● **Problem requirements**: Reproduce every line of the listing below, starting with the line containing "1141, 2247, 1197]" and continuing down to the line containing "column-header-header: Header bbox=[2023, 812, 2094, 836]", inclusive of both.

— START Information shown —

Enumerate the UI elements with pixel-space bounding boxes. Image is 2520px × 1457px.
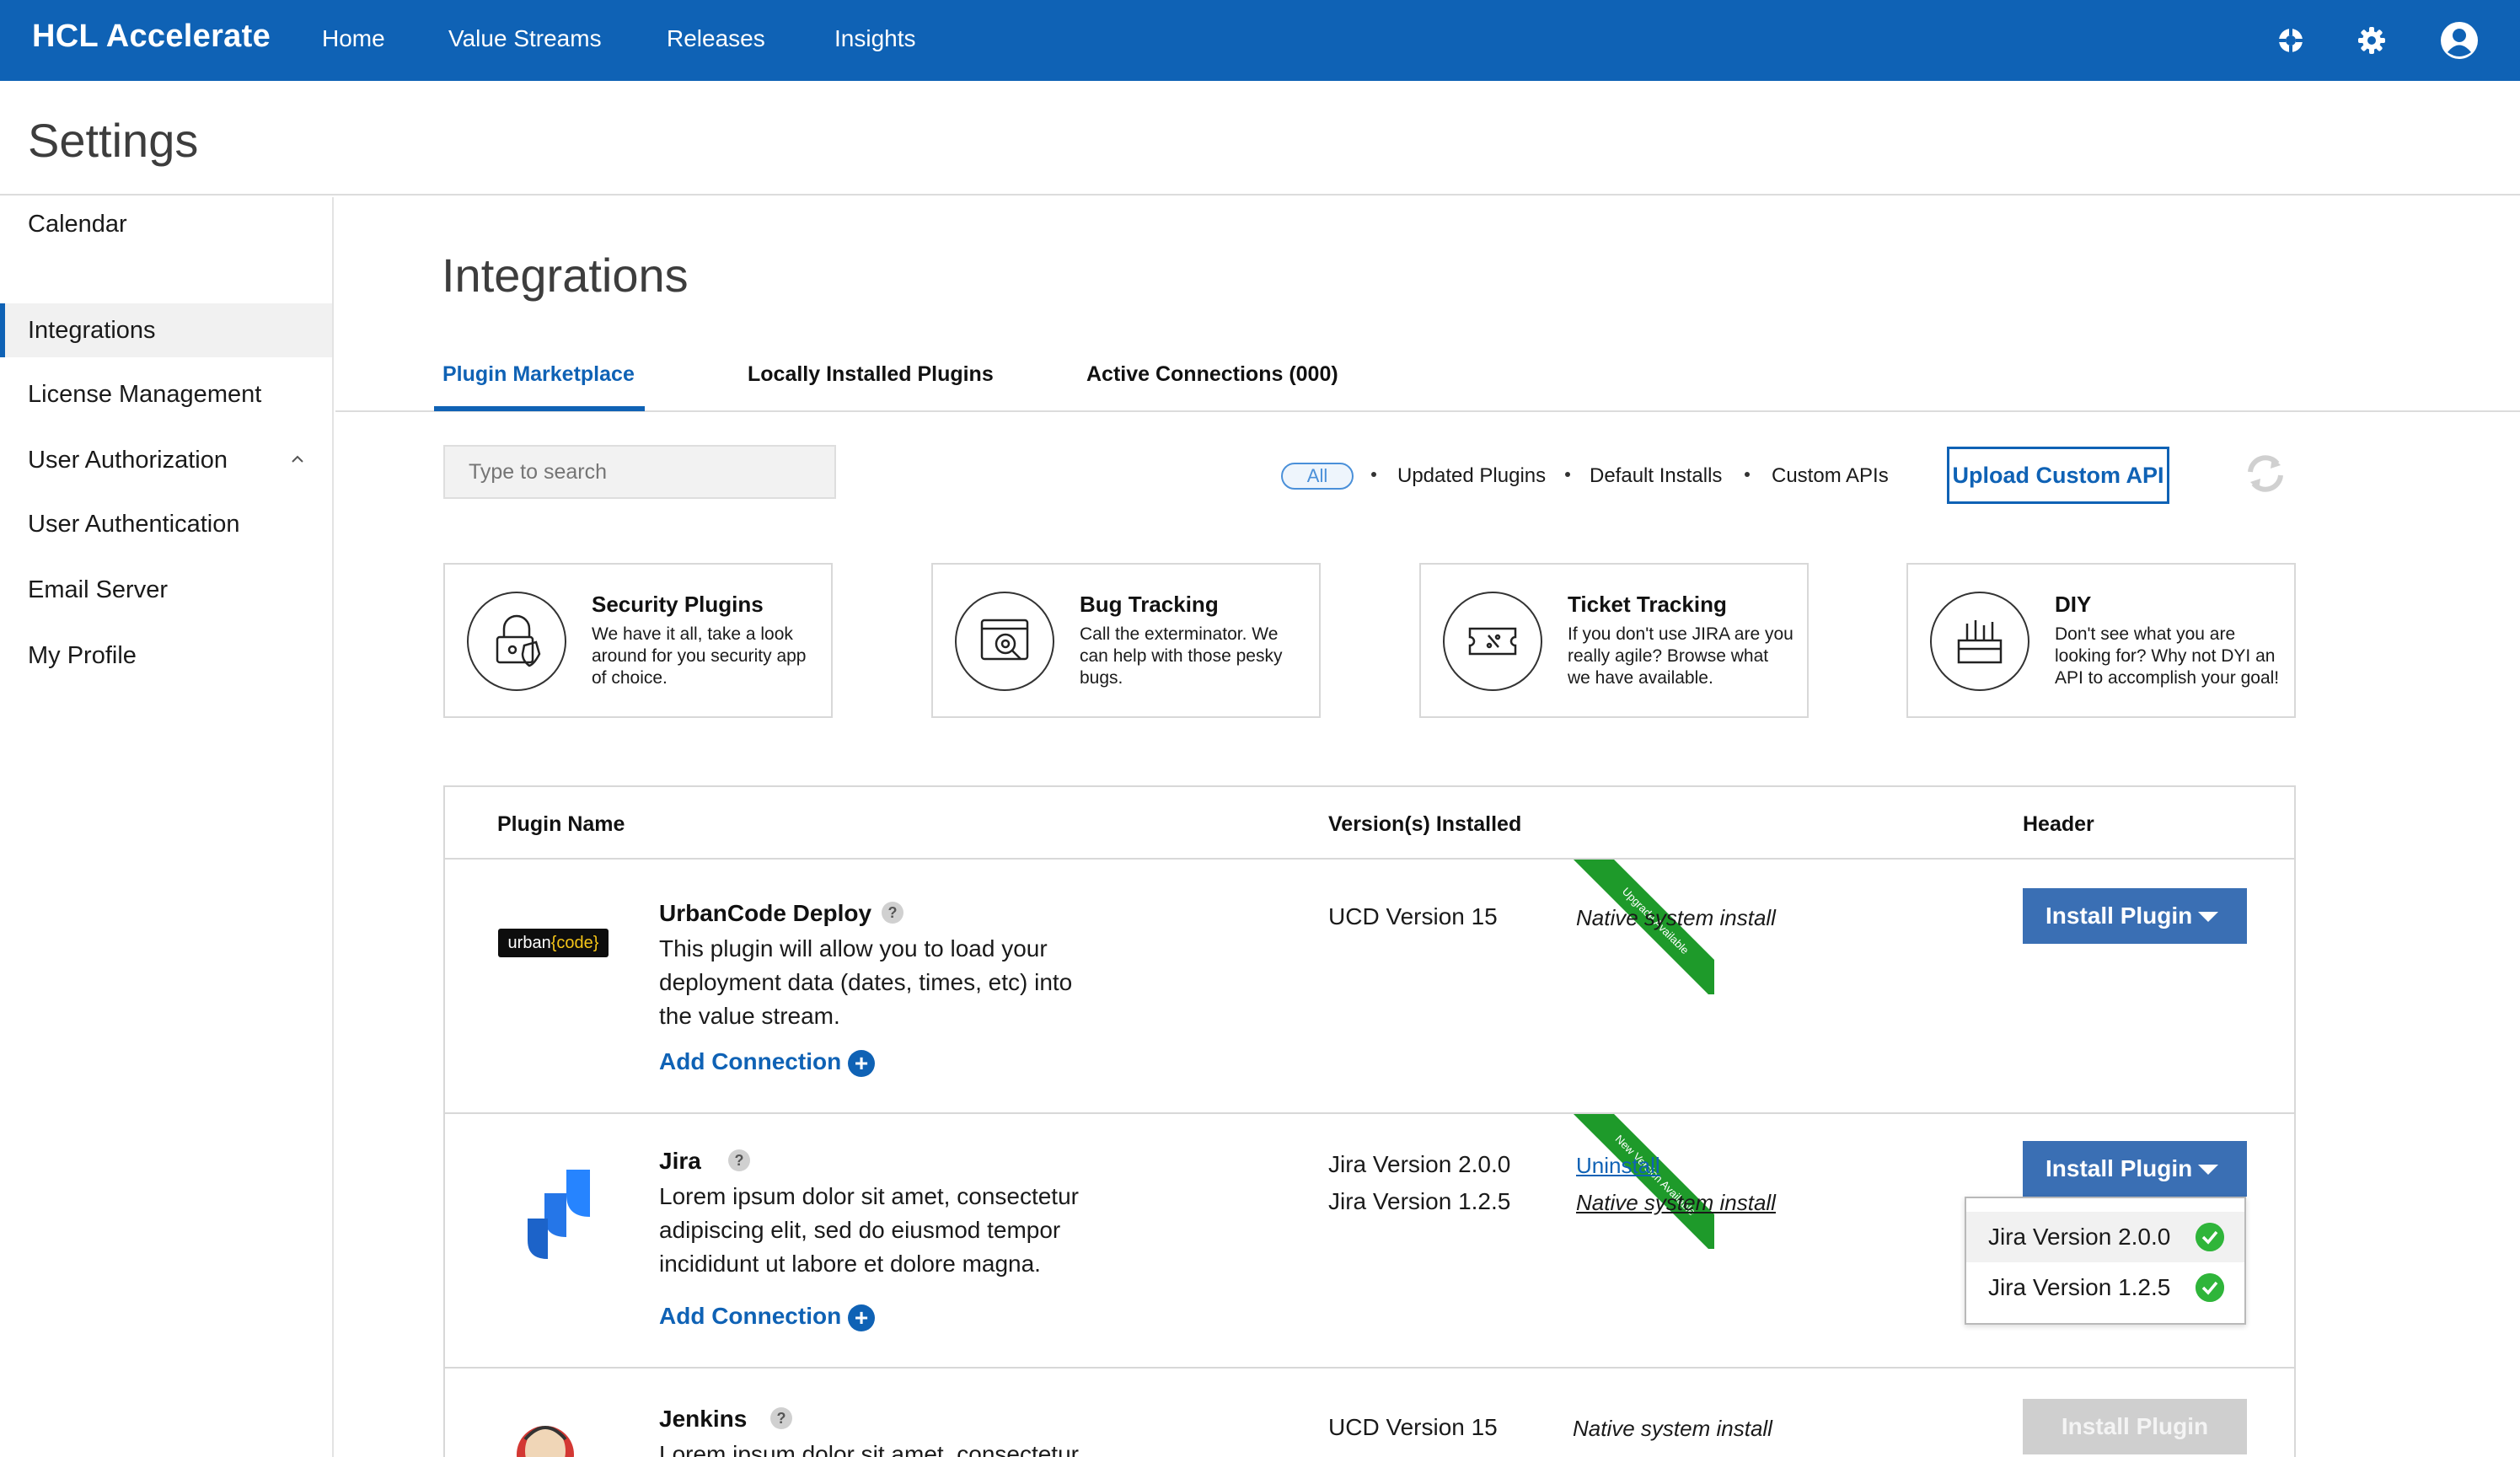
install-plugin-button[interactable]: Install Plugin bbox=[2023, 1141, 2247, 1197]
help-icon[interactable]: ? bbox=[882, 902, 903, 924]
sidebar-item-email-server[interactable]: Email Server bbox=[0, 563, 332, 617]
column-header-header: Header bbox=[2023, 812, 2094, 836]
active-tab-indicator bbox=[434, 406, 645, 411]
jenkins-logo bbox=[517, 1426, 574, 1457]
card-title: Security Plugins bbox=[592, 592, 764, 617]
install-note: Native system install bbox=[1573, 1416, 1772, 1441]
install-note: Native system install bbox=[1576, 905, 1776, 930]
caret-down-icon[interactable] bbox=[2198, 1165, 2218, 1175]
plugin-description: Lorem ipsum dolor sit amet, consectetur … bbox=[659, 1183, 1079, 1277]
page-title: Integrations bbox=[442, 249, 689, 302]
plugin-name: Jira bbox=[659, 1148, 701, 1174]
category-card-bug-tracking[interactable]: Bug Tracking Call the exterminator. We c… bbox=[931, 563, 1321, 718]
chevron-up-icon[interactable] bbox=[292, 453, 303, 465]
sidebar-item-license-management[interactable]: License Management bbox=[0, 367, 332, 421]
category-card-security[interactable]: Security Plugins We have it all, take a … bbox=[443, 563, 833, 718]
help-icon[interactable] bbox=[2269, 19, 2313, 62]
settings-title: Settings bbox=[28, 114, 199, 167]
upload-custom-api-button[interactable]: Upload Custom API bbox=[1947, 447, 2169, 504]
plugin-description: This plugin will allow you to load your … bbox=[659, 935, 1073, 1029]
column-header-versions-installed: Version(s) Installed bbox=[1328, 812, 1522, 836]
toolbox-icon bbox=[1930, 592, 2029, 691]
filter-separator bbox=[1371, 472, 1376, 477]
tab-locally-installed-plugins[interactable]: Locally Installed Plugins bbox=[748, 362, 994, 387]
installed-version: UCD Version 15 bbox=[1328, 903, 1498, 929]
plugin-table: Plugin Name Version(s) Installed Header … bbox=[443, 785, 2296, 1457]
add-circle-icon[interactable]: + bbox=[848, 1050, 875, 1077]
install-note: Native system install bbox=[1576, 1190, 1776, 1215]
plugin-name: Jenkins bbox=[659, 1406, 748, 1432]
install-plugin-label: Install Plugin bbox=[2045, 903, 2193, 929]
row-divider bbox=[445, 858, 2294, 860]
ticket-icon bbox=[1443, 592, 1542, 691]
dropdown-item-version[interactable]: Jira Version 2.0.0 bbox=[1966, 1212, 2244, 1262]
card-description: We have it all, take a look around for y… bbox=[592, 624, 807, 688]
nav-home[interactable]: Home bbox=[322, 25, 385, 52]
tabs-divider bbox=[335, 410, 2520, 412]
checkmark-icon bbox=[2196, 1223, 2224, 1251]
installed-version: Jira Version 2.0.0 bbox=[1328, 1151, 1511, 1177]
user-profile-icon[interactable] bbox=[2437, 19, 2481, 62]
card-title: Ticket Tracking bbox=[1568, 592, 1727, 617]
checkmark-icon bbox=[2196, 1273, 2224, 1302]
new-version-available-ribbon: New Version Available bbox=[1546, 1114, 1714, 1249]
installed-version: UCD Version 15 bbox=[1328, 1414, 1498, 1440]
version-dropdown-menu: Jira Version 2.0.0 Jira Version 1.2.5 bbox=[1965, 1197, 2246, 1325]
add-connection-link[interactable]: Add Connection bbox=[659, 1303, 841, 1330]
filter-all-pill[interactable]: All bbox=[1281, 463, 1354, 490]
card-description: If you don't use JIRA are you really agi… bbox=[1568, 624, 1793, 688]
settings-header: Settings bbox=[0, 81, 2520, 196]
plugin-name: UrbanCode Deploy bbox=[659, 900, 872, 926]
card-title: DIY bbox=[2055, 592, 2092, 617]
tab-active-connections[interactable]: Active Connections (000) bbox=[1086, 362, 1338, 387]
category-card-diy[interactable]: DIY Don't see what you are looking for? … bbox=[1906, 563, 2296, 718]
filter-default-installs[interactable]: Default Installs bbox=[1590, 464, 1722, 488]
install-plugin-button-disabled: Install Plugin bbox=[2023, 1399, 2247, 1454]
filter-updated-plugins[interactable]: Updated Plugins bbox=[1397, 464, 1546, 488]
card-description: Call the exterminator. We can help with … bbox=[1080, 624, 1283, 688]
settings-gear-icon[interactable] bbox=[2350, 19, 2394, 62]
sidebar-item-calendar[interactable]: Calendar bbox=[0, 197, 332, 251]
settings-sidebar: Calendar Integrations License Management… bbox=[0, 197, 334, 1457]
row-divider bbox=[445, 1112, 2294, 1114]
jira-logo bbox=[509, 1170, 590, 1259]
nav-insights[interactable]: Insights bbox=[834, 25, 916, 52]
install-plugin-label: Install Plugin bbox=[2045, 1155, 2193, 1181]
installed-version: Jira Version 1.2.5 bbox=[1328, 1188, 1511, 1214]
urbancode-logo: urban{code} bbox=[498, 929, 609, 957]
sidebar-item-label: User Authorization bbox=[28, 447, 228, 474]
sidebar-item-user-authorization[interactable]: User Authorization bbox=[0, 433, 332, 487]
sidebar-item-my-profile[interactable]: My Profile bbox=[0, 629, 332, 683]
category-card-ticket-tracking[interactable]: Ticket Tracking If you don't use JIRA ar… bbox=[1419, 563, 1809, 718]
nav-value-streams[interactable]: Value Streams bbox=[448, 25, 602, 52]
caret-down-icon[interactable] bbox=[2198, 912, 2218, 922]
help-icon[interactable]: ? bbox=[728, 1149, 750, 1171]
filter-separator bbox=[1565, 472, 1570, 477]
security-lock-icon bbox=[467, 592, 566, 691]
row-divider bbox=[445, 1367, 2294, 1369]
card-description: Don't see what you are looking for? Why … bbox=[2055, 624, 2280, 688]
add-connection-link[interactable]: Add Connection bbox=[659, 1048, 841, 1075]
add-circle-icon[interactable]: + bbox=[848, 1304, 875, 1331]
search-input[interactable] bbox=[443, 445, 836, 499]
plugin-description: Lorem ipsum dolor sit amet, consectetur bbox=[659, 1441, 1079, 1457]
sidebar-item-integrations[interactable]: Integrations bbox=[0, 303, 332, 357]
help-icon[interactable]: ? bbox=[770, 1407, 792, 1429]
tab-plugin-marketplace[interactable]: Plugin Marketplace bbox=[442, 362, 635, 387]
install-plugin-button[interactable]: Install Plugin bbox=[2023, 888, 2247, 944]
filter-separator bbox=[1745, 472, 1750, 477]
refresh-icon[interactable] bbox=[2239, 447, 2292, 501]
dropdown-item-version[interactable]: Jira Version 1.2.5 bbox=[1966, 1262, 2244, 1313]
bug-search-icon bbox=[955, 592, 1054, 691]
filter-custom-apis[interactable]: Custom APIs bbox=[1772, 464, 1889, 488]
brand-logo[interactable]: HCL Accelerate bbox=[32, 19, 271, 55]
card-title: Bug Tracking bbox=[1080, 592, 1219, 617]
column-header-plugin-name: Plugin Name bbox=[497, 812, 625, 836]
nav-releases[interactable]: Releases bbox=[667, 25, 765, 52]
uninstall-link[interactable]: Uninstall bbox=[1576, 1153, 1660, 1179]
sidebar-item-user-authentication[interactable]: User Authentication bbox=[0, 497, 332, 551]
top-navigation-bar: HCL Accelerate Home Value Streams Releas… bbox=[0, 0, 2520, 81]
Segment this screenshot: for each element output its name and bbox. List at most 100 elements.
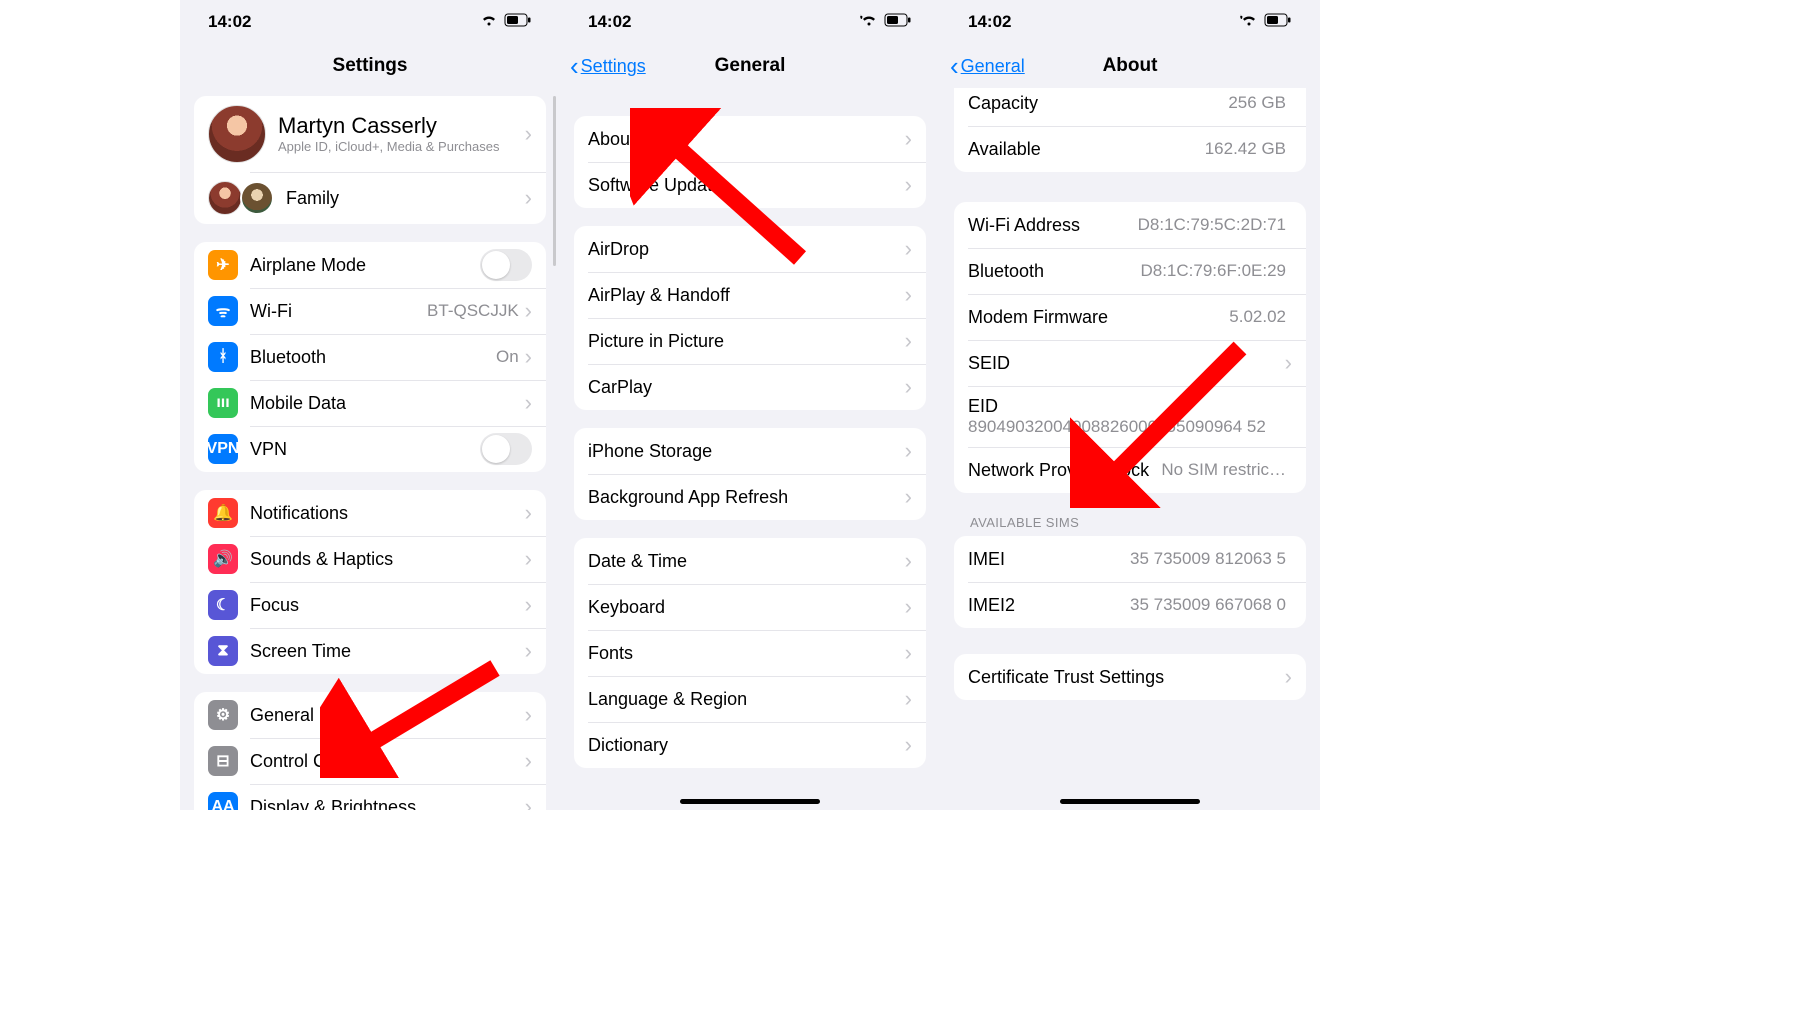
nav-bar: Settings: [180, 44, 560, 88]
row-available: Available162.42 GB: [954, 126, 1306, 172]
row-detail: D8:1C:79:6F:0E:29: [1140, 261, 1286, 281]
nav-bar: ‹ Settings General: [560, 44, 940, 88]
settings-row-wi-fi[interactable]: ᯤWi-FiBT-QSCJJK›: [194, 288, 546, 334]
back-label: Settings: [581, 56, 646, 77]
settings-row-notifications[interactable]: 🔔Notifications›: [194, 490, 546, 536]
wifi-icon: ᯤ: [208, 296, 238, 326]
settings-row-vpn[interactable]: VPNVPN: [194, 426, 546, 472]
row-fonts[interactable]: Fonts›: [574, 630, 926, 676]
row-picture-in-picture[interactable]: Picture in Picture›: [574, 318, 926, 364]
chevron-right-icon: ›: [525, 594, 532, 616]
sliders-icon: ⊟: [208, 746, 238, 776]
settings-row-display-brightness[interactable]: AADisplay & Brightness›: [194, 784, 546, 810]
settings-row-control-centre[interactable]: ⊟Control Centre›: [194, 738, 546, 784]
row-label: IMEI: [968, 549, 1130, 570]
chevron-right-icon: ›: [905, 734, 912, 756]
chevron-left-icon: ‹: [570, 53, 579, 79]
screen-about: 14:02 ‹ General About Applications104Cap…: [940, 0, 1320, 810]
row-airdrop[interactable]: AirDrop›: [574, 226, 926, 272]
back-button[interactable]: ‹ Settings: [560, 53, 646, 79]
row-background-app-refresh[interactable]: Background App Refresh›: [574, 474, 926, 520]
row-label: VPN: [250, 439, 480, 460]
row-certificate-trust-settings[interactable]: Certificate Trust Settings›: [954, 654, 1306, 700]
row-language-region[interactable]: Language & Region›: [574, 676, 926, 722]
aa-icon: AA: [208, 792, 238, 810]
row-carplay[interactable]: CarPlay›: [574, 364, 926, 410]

— END Information shown —

● **Exercise output**:
install-plugin-button[interactable]: Install Plugin bbox=[2023, 1141, 2247, 1197]
help-icon[interactable]: ? bbox=[882, 902, 903, 924]
sidebar-item-email-server[interactable]: Email Server bbox=[0, 563, 332, 617]
column-header-header: Header bbox=[2023, 812, 2094, 836]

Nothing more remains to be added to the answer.